▶ **Request**
Below is a listing. Gather each line of it that contains "area".
**** Dataset records ****
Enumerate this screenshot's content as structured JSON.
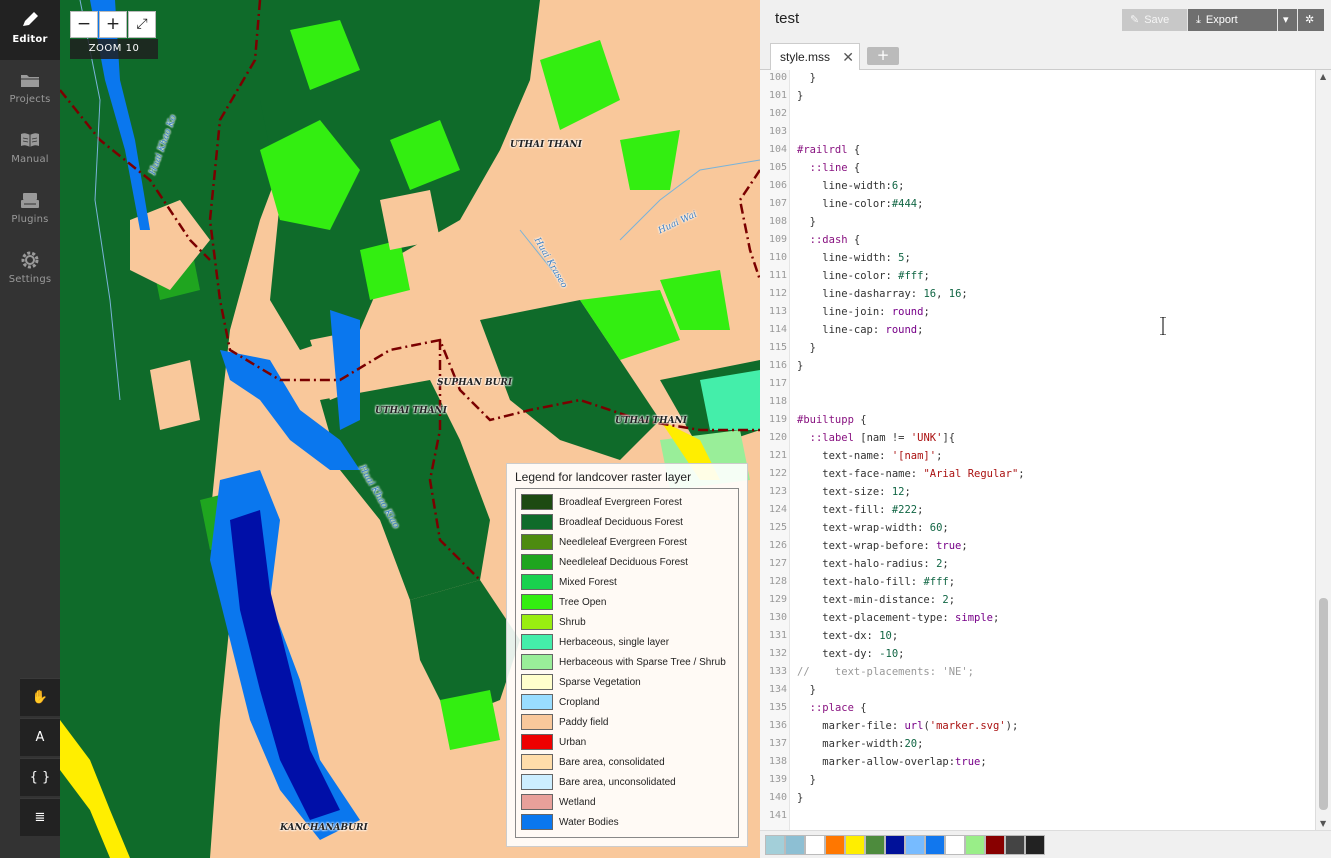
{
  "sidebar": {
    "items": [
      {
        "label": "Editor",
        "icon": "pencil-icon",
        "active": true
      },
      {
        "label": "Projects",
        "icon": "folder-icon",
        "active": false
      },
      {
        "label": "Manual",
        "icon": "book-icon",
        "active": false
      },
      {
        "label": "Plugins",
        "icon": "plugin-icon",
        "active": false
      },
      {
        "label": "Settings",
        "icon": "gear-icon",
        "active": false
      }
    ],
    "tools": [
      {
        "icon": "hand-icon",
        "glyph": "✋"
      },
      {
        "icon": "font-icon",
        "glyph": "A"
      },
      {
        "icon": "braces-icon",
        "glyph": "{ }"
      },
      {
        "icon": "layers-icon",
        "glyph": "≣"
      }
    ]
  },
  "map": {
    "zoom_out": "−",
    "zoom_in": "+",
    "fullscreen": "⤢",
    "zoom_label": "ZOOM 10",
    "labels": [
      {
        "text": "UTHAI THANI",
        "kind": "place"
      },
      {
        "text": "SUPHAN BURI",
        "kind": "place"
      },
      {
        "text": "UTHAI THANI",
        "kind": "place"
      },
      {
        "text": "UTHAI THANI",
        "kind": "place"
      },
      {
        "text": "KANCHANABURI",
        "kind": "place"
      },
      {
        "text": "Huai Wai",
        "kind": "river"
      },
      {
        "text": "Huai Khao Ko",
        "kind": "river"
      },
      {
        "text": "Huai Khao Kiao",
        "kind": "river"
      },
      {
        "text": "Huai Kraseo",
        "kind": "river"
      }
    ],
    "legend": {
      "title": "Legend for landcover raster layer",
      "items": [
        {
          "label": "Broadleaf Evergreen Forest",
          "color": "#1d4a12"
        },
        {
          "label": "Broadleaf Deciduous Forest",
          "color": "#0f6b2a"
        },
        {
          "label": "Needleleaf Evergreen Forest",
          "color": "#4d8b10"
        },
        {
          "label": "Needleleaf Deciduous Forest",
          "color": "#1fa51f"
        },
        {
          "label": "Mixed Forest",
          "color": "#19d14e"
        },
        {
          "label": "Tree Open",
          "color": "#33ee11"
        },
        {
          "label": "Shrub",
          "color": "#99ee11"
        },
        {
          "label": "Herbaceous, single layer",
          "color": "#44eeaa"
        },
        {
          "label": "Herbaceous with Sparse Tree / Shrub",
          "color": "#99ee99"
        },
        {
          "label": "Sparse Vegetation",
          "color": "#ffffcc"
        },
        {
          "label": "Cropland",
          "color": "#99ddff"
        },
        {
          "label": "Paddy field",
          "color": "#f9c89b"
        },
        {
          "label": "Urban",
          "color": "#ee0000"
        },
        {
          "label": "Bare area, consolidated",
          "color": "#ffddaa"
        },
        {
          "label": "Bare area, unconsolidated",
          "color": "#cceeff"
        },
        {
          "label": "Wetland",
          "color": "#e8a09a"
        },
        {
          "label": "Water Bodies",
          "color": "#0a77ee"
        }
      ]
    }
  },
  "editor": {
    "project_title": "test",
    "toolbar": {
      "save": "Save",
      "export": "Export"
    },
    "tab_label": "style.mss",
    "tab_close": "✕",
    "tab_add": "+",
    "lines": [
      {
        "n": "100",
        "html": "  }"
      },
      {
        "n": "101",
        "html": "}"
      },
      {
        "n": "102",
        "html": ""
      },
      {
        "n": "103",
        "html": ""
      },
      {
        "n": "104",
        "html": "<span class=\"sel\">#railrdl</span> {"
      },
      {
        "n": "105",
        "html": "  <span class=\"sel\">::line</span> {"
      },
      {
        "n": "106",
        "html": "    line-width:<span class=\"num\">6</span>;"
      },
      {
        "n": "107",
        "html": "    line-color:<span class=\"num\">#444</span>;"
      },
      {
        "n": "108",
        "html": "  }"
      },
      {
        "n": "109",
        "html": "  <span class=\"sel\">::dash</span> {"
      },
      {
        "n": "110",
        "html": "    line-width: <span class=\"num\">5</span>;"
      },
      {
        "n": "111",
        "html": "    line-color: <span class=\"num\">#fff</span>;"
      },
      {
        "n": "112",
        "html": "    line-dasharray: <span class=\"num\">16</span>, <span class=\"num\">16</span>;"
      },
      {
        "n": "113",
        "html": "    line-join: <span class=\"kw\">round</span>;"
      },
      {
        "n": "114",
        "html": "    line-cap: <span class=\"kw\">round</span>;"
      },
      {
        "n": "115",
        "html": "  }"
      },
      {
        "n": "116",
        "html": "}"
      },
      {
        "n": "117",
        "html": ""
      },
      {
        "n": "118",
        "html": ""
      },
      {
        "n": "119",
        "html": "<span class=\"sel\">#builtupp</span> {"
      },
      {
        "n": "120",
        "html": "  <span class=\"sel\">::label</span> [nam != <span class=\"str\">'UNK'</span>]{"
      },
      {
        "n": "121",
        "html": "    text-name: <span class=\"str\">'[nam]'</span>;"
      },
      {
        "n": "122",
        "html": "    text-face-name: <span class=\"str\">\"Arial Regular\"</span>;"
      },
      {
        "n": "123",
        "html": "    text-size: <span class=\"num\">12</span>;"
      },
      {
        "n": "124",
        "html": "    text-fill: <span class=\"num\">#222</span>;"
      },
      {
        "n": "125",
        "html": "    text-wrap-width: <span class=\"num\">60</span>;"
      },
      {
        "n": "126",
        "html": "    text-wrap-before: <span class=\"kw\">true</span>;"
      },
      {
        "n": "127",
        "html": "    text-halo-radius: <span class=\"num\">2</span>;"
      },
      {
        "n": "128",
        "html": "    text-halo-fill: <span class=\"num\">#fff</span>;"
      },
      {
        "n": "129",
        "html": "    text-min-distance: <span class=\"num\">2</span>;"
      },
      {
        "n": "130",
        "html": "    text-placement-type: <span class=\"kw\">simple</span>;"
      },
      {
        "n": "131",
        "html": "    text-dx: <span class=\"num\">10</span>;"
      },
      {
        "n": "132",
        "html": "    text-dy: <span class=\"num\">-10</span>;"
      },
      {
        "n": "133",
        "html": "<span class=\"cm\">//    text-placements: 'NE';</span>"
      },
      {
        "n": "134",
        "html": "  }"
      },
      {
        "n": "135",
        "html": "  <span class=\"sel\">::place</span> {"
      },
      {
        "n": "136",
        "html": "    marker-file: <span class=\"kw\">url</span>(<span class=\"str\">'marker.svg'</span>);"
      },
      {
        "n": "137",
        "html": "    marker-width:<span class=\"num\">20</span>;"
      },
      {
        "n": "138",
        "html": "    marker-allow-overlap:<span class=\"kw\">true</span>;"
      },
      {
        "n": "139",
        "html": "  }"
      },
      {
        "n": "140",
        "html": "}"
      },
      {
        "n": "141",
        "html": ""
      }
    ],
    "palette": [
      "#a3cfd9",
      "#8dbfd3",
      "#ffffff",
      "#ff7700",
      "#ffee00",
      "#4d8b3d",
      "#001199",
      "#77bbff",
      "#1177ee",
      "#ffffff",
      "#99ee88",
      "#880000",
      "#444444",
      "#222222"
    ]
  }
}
****
**** Dataset records ****
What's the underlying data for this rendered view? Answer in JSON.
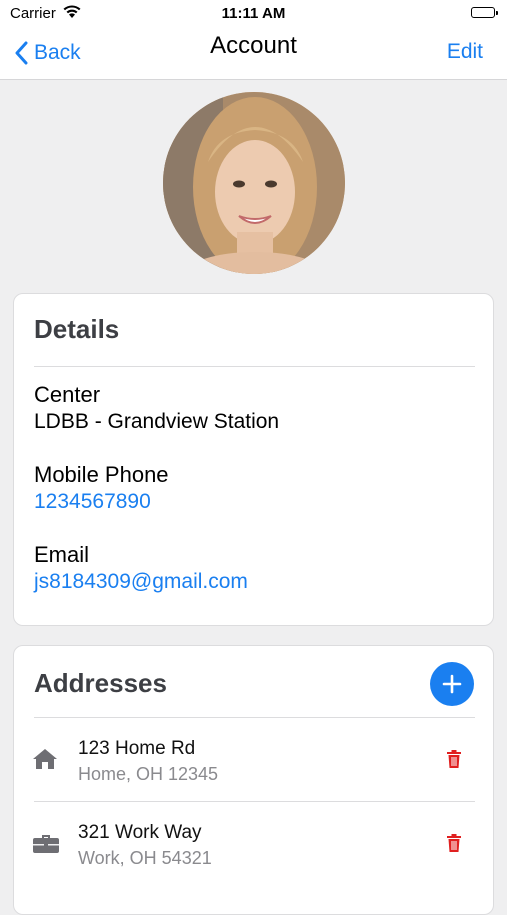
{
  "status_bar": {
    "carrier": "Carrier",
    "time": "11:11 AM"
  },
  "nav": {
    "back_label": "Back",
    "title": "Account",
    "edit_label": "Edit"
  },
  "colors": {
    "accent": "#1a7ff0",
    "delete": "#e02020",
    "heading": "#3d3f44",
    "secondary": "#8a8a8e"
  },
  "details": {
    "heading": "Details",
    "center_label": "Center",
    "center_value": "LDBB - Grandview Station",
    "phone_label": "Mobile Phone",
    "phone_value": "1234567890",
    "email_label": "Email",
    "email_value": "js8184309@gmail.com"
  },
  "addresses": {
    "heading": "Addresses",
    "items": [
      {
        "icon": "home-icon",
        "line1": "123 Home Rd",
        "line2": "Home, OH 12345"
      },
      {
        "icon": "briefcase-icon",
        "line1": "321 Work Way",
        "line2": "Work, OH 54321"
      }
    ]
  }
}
****
▶ **Written answer**
          "label": "Bare area, consolidated",
          "label": "Bare area, unconsolidated",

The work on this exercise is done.